* PROBLEM DESCRIPTION *
In the judgment excerpt, who can direct that a person whose character or reputation is affected by Board of Inquiry evidence not receive the copies Rule 42 otherwise entitles them to?

53. Rule 42 of the General Rules provides certain safeguards to the affected persons in the interest of justice and fairness. The Rule mandates the supply of the necessary documents to the affected personnel/officer to enable them to enter a proper defence and thereby solidifies their right to be heard. It is reproduced below:

“42. Right of certain persons to copies of statements and documents. – (1) Any person who is tried by a Coast Guard Court shall be entitled to copies of such statements and documents contained in the proceedings of a Board of Inquiry, as are relevant to his prosecution or defence at his trial. (2) Any person whose character or reputation is affected by the evidence before a Board of Inquiry shall be entitled to copies of such statements and documents as have a bearing on his character or reputation as aforesaid unless the Director General for reasons recorded by him in writing, orders otherwise.”

54. Admittedly, the BOI proceedings were initiated against all the petitioners before this Court pertaining to the allegation of bringing liquor bottles on board without due authorisation and not depositing them with the Regulating Officer while on board as per Article 0708 of the Ship’s Standing Orders. Hence, the examination of the procedural compliance and adherence to principles of natural justice in the BOI proceedings would, on its four corners, apply to the petitioners falling in both categories.

55. It was contended on behalf of the petitioners that the respondents did not afford them a reasonable opportunity to be heard and did not supply relevant documents and other material such as the Offence Report and AOE under Rules 18 and 23 of the Discipline Rules respectively, the Punishment Approval Form appended in the said Rules, and the copy of subsequent BOI proceedings. In that regard, reliance was placed on Mohd. Ramzan Khan (supra), Ex Constable Randhir Singh CRPF (supra) and Kashinath Dikshita (supra), the aforementioned decisions reiterate that the non-supply of inquiry report or other adverse material against a government servant facing disciplinary action and not providing an effective hearing to such person amounts to violation of principles of natural justice and depending upon the surrounding circumstances, the same could vitiate the proceedings itself.

* INFORMATION GIVEN *

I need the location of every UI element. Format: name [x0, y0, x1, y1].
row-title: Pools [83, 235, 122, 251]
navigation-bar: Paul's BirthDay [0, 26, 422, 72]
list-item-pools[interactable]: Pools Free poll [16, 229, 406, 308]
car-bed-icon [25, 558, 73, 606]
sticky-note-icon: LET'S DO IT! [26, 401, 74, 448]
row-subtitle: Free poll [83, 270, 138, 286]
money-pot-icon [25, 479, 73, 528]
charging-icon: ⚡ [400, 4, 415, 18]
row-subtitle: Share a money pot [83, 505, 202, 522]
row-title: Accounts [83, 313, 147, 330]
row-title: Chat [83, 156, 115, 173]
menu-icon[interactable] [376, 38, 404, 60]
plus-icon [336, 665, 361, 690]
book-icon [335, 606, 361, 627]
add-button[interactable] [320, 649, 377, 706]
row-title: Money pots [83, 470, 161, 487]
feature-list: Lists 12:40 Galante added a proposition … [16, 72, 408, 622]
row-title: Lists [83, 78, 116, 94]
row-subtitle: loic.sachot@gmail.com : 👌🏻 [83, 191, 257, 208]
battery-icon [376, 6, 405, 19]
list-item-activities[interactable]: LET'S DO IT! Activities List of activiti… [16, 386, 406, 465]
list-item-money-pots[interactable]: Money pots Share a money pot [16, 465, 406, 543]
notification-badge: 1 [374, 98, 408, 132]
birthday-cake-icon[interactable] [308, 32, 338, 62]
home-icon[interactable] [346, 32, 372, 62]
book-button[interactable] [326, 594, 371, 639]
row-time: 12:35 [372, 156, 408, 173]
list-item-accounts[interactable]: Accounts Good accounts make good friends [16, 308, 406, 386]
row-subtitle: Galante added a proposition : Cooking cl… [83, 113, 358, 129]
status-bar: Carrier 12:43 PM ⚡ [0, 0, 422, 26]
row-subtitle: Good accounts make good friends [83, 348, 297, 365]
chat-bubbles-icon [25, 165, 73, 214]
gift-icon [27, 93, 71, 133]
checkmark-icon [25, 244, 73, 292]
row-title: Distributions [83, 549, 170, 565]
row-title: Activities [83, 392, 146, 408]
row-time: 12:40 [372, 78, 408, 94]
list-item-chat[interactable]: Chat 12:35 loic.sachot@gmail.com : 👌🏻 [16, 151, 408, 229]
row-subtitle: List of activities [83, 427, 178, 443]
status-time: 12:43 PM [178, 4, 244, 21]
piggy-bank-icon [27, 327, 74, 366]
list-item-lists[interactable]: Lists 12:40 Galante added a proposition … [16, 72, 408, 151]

* THE OUTPUT *
The Director General, for reasons recorded in writing.